**Goal of the exercise:**
In the data below, locate each line with the word "oceną" and list it.

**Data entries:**
-----

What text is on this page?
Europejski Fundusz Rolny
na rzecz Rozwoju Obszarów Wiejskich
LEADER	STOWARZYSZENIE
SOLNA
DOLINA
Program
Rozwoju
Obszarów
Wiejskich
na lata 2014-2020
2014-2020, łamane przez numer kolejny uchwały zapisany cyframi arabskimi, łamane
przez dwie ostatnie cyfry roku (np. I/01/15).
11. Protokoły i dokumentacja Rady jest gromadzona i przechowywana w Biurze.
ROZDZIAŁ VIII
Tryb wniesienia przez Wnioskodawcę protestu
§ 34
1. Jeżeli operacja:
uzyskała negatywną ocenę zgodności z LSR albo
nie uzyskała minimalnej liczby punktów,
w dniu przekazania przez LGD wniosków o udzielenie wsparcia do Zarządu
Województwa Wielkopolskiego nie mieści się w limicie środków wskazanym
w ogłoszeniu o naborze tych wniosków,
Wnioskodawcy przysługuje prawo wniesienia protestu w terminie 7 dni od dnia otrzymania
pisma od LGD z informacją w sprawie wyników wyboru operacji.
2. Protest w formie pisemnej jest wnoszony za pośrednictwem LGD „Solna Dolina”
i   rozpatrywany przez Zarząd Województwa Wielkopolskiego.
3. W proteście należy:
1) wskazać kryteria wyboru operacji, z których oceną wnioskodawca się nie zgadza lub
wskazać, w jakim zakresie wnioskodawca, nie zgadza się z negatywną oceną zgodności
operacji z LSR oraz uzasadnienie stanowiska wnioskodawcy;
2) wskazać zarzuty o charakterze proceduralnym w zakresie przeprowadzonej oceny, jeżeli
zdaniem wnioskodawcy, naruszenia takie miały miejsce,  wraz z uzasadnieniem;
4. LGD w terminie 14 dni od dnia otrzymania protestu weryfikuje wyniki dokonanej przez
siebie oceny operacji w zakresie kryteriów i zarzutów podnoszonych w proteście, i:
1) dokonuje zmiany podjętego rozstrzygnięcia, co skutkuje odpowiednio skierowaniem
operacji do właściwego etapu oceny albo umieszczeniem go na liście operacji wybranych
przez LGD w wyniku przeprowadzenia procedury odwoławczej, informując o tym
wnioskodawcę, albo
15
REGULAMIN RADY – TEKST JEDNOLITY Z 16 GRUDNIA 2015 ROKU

-----

**Full solution:**
1) wskazać kryteria wyboru operacji, z których oceną wnioskodawca się nie zgadza lub
wskazać, w jakim zakresie wnioskodawca, nie zgadza się z negatywną oceną zgodności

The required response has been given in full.